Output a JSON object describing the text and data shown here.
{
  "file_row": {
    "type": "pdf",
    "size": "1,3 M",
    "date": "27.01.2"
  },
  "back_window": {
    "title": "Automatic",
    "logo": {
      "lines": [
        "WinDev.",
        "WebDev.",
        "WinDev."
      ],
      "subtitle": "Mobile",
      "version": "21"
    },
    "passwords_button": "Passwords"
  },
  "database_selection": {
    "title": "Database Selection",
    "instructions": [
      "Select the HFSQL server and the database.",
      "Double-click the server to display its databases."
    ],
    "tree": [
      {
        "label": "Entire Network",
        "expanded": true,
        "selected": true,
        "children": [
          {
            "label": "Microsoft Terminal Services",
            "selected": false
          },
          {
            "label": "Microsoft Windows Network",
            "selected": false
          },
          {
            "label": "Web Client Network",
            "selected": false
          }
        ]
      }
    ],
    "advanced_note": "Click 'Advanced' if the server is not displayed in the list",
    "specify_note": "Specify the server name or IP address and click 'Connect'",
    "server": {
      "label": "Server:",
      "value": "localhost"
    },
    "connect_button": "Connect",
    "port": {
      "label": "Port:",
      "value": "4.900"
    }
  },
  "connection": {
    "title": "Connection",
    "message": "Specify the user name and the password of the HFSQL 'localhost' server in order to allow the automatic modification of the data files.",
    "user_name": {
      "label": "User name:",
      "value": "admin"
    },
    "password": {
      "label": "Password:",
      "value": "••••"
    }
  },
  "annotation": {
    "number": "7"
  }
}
++++++++
WORK TO COMPLETE
Copy every line of the listing that includes the string "HFSQL".

RESULT FOR THIS TASK
      "Select the HFSQL server and the database.",
    "message": "Specify the user name and the password of the HFSQL 'localhost' server in order to allow the automatic modification of the data files.",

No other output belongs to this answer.